[Begin]

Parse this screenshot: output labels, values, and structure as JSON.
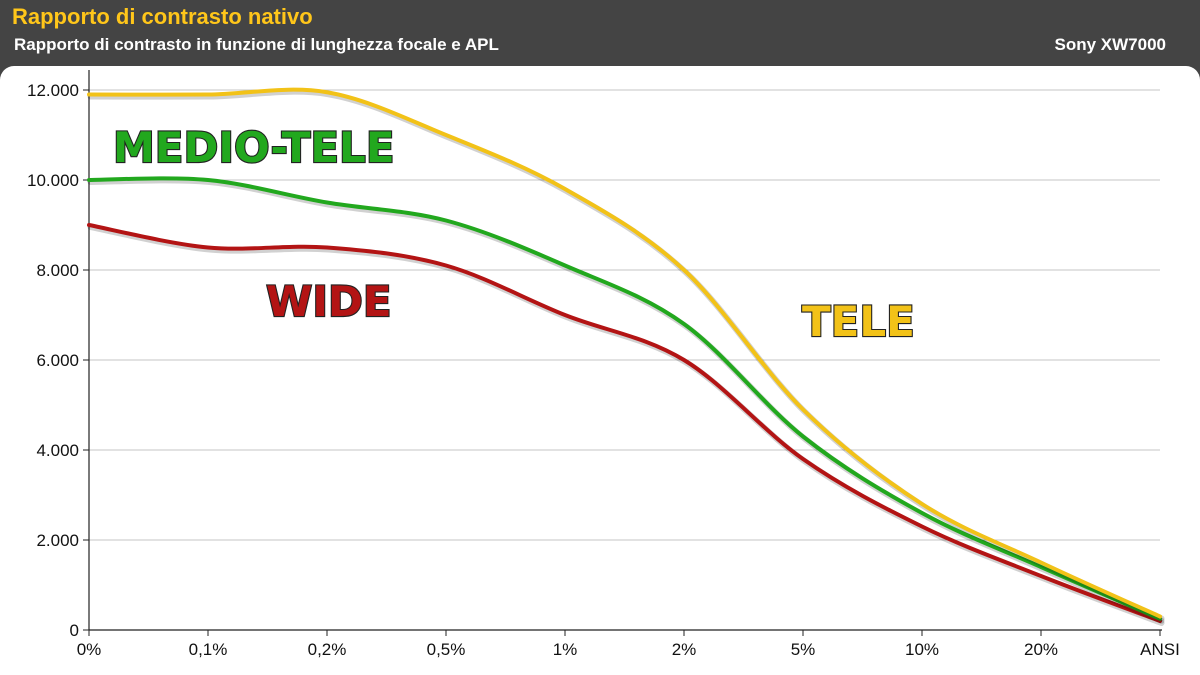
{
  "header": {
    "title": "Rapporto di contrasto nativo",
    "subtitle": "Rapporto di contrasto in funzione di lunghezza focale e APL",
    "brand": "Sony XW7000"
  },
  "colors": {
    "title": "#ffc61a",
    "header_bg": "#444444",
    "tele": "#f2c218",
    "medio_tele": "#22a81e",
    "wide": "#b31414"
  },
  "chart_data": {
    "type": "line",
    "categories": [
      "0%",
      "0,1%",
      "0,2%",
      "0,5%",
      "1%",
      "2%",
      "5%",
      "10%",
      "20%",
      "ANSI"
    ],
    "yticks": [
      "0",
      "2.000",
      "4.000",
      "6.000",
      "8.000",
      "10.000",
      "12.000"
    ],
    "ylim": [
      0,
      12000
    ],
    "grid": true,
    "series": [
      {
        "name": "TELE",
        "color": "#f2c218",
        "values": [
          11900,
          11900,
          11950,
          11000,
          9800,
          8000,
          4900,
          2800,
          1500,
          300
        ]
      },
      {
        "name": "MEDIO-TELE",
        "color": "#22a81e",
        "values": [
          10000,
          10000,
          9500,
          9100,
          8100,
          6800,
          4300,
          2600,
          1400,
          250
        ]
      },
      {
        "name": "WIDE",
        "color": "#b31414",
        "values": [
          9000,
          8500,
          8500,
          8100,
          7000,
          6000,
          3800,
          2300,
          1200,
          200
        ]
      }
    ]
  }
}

[End]
[Begin]

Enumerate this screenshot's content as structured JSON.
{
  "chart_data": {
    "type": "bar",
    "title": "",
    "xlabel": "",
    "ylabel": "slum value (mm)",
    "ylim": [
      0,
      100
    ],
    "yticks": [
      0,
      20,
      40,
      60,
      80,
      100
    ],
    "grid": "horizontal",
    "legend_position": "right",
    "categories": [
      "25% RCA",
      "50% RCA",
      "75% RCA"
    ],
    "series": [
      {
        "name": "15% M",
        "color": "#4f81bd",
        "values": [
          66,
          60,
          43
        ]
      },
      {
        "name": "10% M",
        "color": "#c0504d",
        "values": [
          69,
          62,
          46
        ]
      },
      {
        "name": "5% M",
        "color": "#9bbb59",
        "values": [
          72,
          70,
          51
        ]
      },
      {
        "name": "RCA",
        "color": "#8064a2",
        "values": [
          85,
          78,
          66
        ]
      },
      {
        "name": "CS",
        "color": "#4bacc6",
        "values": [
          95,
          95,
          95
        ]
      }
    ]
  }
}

[End]
[Begin]

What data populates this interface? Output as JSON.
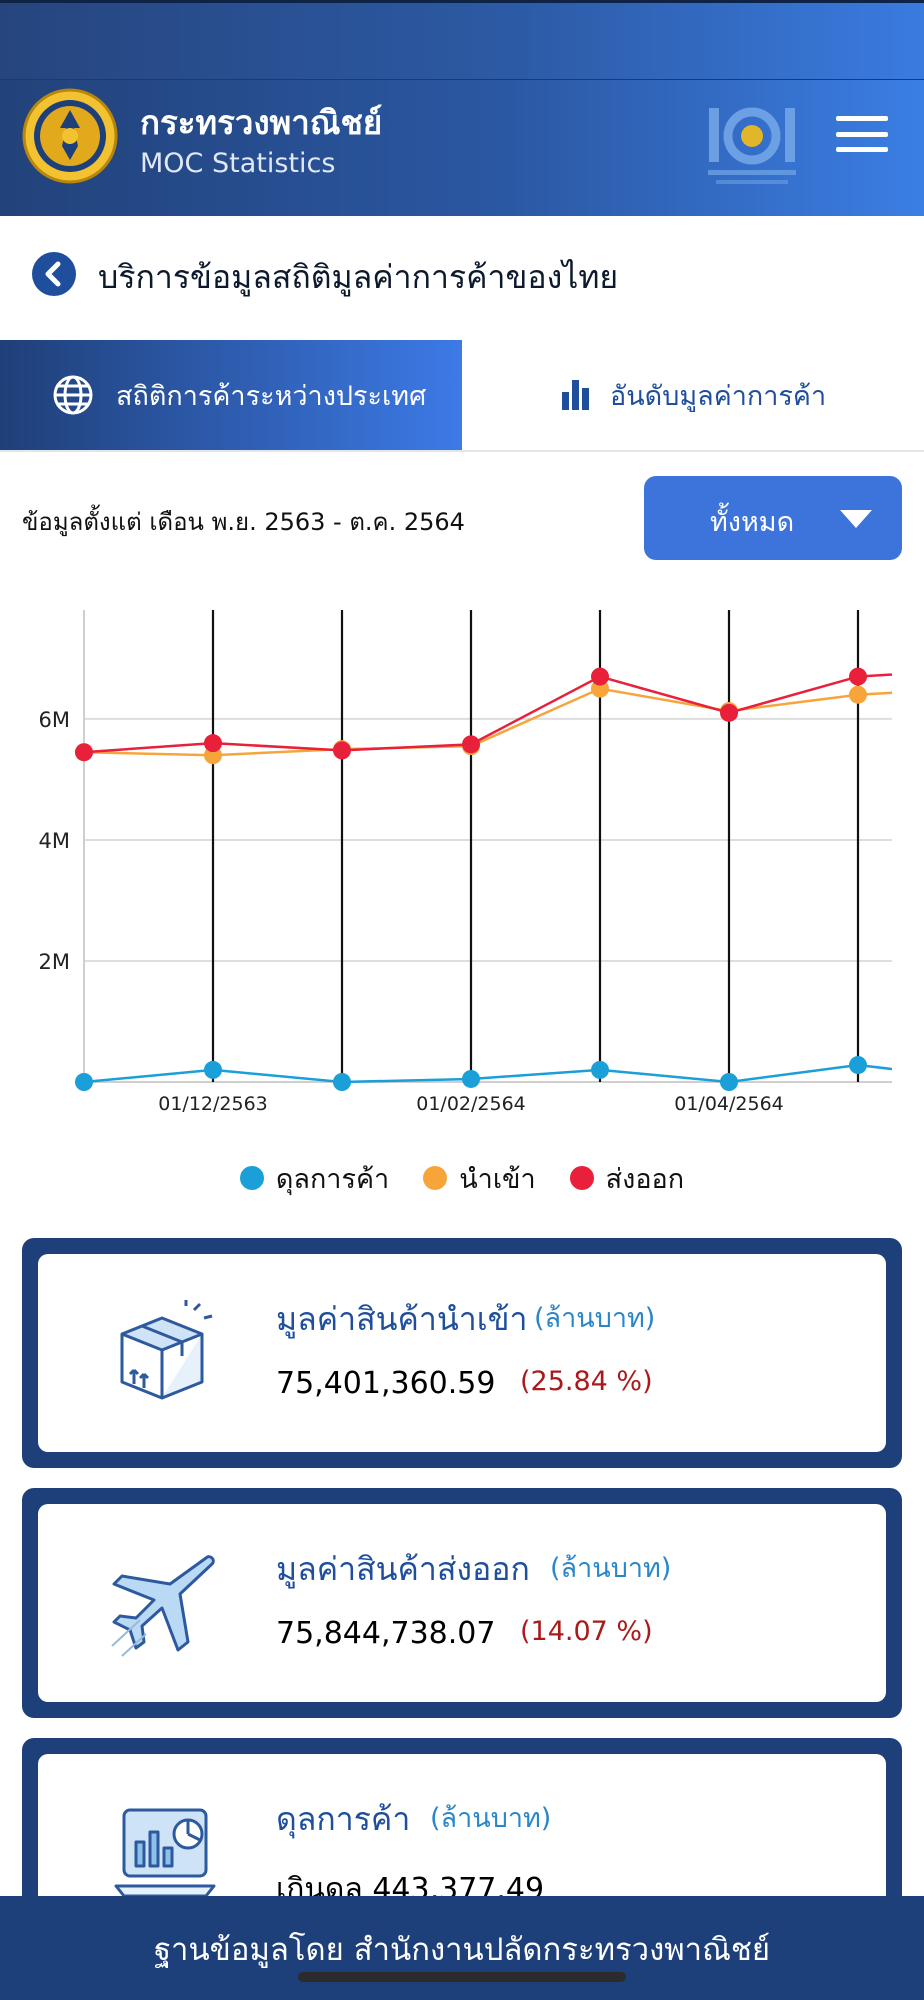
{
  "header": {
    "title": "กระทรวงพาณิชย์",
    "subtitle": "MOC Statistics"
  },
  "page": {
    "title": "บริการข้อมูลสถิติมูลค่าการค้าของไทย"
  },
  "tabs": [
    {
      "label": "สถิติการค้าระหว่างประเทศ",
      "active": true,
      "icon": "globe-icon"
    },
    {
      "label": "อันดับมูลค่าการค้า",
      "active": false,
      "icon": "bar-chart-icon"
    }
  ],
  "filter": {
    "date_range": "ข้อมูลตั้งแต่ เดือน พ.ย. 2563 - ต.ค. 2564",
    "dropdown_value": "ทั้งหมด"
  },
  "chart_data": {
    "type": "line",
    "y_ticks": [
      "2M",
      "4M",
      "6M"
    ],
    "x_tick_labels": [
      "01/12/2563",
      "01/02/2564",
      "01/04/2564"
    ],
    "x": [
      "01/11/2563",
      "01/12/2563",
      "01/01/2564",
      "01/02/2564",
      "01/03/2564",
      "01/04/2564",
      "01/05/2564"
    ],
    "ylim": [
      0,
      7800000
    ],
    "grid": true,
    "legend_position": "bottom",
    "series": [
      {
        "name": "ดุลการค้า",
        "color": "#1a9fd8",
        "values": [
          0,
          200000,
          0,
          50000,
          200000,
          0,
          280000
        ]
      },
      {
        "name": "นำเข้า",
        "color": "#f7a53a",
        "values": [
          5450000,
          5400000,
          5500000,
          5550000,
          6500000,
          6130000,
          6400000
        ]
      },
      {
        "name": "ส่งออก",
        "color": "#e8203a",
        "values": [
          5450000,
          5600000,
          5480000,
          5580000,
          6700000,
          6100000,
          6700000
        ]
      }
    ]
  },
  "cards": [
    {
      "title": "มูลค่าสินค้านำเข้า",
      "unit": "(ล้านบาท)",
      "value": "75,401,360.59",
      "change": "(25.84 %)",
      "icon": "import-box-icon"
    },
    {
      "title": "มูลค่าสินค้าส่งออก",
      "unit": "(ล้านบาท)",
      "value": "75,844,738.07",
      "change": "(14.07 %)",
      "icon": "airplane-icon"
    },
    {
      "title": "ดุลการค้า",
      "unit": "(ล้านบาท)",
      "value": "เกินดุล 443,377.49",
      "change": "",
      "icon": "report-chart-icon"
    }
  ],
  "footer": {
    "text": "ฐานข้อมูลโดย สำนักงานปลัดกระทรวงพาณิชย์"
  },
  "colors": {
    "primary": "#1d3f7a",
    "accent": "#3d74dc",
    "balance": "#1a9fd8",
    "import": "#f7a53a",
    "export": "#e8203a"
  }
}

[End]

▶ GIVEN EXERCISE
Within the listing above, copy each line that has the string "contrasto".

▶ SOLUTION
    "title": "Rapporto di contrasto nativo",
    "subtitle": "Rapporto di contrasto in funzione di lunghezza focale e APL",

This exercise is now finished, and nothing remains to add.